GOAL ->
Word for word, transcribe the lines below and drop the pictures.

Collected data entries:
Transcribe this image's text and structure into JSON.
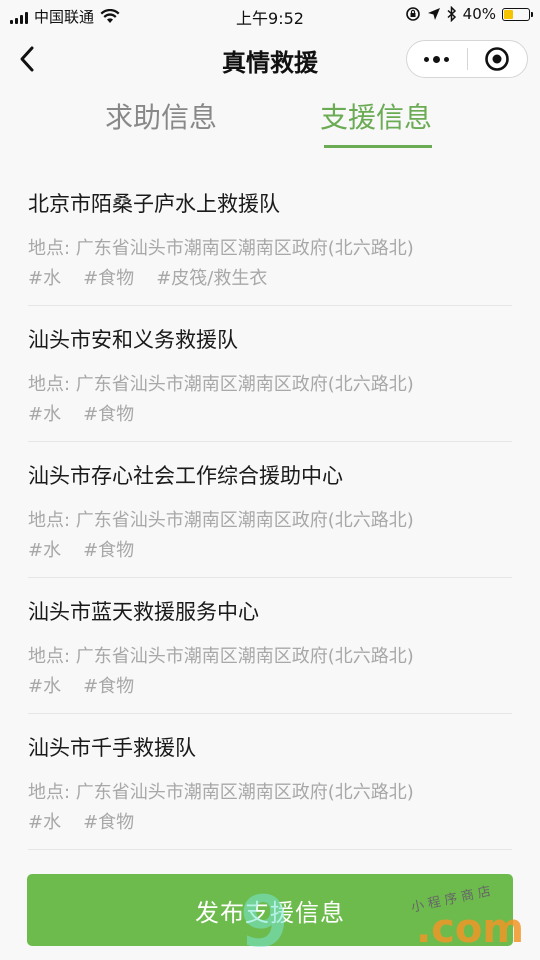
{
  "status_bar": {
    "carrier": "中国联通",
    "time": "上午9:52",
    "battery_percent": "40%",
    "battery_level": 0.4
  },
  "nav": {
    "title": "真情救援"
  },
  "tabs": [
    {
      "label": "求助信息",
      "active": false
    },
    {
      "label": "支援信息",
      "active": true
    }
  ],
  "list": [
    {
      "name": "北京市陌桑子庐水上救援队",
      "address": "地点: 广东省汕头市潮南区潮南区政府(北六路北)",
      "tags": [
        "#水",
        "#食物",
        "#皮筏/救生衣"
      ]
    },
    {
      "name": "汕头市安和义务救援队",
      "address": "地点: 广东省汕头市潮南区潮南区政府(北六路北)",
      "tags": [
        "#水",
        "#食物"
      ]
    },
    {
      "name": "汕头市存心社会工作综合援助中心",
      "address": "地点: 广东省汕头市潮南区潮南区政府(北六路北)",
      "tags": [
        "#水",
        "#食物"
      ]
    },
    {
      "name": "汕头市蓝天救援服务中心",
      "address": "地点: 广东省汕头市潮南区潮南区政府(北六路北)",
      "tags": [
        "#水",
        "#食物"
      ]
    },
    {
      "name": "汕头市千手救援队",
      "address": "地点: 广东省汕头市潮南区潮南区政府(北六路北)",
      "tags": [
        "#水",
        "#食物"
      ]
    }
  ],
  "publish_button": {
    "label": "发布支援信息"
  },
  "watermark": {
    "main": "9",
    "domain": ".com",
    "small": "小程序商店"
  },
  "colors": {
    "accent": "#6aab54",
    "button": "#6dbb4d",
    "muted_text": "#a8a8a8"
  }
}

RESULT OF THE TASK ->
Transcribe this image's text and structure into JSON.
{
  "status_bar": {
    "carrier": "中国联通",
    "time": "上午9:52",
    "battery_percent": "40%",
    "battery_level": 0.4
  },
  "nav": {
    "title": "真情救援"
  },
  "tabs": [
    {
      "label": "求助信息",
      "active": false
    },
    {
      "label": "支援信息",
      "active": true
    }
  ],
  "list": [
    {
      "name": "北京市陌桑子庐水上救援队",
      "address": "地点: 广东省汕头市潮南区潮南区政府(北六路北)",
      "tags": [
        "#水",
        "#食物",
        "#皮筏/救生衣"
      ]
    },
    {
      "name": "汕头市安和义务救援队",
      "address": "地点: 广东省汕头市潮南区潮南区政府(北六路北)",
      "tags": [
        "#水",
        "#食物"
      ]
    },
    {
      "name": "汕头市存心社会工作综合援助中心",
      "address": "地点: 广东省汕头市潮南区潮南区政府(北六路北)",
      "tags": [
        "#水",
        "#食物"
      ]
    },
    {
      "name": "汕头市蓝天救援服务中心",
      "address": "地点: 广东省汕头市潮南区潮南区政府(北六路北)",
      "tags": [
        "#水",
        "#食物"
      ]
    },
    {
      "name": "汕头市千手救援队",
      "address": "地点: 广东省汕头市潮南区潮南区政府(北六路北)",
      "tags": [
        "#水",
        "#食物"
      ]
    }
  ],
  "publish_button": {
    "label": "发布支援信息"
  },
  "watermark": {
    "main": "9",
    "domain": ".com",
    "small": "小程序商店"
  },
  "colors": {
    "accent": "#6aab54",
    "button": "#6dbb4d",
    "muted_text": "#a8a8a8"
  }
}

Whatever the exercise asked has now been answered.